>> start EXERCISE MATERIAL

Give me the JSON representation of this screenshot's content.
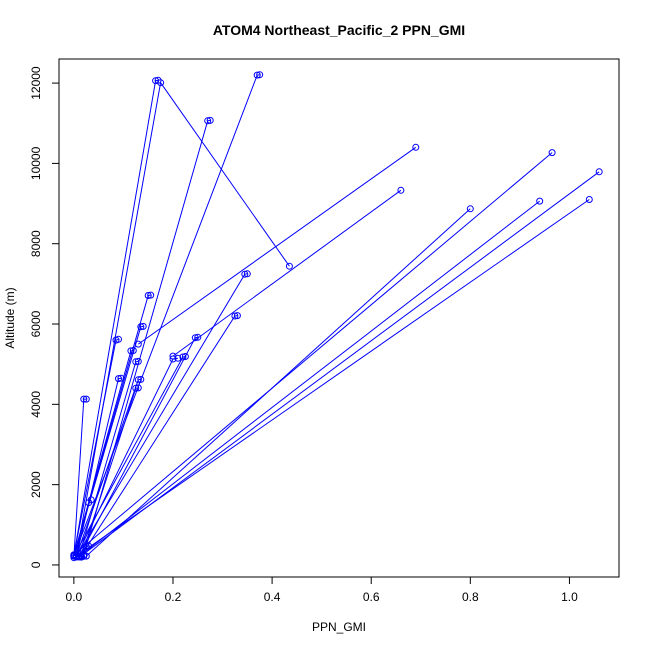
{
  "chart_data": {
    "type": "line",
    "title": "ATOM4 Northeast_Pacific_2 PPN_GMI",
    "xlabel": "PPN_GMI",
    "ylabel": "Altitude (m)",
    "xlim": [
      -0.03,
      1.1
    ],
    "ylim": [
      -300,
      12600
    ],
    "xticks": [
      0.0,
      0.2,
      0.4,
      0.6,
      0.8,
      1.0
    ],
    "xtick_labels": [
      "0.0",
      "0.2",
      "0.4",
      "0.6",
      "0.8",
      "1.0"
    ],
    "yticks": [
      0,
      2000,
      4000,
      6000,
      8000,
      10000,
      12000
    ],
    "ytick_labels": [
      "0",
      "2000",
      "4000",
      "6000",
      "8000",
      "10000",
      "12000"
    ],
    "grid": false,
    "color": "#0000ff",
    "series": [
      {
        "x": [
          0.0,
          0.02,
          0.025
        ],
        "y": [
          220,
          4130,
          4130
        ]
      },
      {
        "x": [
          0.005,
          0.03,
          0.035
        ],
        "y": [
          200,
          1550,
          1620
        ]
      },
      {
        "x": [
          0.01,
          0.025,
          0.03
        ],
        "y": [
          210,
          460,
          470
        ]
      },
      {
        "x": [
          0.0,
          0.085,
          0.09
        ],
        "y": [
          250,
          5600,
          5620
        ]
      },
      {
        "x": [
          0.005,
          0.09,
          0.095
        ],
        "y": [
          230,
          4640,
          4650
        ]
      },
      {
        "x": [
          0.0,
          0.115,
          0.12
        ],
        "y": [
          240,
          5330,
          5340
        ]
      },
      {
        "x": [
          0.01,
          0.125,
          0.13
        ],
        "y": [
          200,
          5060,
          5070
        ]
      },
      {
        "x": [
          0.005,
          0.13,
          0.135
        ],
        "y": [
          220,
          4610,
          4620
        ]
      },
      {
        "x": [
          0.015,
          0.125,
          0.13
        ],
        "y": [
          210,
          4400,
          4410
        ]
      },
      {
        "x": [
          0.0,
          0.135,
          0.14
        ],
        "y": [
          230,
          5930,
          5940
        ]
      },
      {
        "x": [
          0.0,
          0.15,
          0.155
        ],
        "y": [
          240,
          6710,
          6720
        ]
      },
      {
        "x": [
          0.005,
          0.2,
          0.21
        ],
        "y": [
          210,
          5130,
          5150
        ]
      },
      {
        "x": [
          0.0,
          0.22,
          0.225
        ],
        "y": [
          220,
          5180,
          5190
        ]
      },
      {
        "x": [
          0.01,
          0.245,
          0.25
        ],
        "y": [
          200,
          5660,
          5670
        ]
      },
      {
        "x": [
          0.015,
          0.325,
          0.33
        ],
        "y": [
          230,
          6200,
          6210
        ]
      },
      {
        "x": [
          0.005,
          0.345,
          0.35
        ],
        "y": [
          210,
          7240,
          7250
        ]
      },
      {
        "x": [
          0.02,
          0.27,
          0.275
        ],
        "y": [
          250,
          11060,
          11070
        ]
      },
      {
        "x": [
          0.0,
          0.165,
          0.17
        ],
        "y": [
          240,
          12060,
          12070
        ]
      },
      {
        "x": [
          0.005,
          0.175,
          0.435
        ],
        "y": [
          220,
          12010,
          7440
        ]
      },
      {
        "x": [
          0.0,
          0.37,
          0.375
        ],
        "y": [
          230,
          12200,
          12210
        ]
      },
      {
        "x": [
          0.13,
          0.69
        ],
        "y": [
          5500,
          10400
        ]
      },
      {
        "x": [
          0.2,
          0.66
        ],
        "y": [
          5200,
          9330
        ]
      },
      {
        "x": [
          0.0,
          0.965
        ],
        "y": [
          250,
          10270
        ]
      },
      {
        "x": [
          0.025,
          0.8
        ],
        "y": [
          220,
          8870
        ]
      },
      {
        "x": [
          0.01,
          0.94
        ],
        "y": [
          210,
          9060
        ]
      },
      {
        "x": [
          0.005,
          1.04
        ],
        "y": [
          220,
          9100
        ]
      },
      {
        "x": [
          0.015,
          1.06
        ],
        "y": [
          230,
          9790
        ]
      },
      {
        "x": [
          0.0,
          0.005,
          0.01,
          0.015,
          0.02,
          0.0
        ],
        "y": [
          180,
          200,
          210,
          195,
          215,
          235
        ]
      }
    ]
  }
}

>> end EXERCISE MATERIAL
>> start EXERCISE MATERIAL

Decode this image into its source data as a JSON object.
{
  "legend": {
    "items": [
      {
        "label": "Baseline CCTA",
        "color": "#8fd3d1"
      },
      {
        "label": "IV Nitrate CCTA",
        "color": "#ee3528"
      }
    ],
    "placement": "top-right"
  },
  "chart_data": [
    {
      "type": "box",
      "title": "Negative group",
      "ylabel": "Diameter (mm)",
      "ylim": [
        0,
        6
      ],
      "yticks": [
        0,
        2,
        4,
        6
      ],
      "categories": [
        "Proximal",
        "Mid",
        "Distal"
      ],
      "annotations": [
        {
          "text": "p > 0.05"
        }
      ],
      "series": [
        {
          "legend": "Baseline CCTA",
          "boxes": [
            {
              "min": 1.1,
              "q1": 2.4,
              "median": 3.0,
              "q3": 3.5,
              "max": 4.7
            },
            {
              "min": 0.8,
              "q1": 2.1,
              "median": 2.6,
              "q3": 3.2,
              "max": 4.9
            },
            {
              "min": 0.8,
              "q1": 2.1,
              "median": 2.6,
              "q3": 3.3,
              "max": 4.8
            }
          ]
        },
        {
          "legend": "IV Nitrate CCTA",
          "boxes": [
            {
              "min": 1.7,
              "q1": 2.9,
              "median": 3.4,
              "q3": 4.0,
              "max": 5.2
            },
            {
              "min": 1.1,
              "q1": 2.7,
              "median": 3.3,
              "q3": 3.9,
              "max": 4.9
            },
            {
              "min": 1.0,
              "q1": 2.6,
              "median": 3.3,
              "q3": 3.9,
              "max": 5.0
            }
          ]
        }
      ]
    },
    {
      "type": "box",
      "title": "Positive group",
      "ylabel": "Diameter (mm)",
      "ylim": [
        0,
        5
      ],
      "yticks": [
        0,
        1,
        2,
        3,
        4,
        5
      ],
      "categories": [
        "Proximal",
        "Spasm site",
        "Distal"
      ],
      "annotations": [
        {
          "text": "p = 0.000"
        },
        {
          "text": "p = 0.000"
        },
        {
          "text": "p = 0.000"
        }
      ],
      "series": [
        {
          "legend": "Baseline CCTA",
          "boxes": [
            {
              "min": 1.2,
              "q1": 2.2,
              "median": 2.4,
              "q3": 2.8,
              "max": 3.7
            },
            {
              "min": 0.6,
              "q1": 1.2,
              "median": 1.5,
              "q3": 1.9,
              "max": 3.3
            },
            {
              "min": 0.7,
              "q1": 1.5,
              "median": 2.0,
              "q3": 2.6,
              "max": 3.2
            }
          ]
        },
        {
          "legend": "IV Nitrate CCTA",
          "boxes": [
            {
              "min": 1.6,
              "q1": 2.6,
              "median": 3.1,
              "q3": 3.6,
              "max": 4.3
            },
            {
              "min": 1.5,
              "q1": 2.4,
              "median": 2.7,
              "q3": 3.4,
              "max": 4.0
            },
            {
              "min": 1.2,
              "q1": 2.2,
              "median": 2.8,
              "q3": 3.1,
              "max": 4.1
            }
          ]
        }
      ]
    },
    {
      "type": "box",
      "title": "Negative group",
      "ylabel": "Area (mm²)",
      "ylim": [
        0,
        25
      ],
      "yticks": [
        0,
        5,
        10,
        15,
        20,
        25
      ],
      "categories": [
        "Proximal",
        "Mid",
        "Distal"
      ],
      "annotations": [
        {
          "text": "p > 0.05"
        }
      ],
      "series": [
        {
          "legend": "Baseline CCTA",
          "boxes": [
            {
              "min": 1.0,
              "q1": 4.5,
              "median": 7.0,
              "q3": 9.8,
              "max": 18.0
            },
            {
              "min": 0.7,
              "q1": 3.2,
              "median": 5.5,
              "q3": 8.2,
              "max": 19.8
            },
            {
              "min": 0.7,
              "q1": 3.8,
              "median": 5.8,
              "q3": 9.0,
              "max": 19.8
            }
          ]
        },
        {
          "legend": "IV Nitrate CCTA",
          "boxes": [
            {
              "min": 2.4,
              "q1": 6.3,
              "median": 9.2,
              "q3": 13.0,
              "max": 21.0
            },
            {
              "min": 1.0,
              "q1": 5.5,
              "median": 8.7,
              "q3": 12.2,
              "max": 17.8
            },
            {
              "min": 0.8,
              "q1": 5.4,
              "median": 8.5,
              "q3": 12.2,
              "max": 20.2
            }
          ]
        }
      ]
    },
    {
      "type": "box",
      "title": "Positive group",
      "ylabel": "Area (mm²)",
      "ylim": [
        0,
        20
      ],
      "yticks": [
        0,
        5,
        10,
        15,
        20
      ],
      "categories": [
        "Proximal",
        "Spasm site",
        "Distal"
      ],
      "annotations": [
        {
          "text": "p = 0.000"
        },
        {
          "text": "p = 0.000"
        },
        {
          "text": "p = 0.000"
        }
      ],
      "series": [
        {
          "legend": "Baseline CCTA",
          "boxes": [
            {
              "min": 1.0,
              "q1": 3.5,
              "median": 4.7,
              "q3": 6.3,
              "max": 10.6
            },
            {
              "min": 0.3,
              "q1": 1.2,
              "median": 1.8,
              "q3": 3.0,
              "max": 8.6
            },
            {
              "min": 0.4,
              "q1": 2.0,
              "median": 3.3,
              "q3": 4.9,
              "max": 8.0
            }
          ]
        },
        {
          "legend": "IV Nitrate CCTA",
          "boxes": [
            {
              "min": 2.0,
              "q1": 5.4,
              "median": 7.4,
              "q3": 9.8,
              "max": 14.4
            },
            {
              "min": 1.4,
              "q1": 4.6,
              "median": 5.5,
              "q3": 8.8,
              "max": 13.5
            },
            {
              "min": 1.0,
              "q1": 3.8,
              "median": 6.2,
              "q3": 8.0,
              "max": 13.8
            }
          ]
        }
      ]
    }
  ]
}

>> end EXERCISE MATERIAL

### PROBLEM STATEMENT
Scan the records above for the string "JSON", then select every line that holds it.

### ANSWER TO THE TASK
Give me the JSON representation of this screenshot's content.
Decode this image into its source data as a JSON object.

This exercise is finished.